- [PROMPT]: In the entries below, find the lines that contain the word "грантов" and copy them.

- [PROVIDED RECORDS]:

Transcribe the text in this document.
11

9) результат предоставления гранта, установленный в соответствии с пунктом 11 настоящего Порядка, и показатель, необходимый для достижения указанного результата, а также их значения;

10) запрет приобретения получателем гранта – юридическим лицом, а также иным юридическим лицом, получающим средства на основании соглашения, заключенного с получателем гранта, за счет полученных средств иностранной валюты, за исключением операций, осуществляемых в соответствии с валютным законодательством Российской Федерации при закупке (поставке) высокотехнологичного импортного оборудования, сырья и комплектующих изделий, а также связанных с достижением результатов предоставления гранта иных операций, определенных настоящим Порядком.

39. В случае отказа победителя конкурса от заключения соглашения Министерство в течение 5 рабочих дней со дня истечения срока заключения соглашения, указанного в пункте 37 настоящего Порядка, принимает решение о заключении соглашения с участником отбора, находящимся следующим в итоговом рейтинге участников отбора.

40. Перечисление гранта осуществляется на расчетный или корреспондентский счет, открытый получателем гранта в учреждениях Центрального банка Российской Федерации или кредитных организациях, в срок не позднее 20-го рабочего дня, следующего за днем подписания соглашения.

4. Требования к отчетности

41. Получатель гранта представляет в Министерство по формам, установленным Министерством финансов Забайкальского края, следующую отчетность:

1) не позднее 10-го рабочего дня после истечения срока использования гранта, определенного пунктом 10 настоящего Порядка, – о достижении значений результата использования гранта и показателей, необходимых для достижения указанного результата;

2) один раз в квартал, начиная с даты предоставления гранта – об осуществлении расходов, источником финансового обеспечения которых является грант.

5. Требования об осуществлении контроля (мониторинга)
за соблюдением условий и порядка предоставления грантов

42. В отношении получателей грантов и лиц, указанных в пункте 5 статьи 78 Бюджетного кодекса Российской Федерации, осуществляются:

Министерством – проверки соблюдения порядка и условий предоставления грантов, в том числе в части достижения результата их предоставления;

- [ANSWER BELOW]:
за соблюдением условий и порядка предоставления грантов
42. В отношении получателей грантов и лиц, указанных в пункте 5 статьи 78 Бюджетного кодекса Российской Федерации, осуществляются:
Министерством – проверки соблюдения порядка и условий предоставления грантов, в том числе в части достижения результата их предоставления;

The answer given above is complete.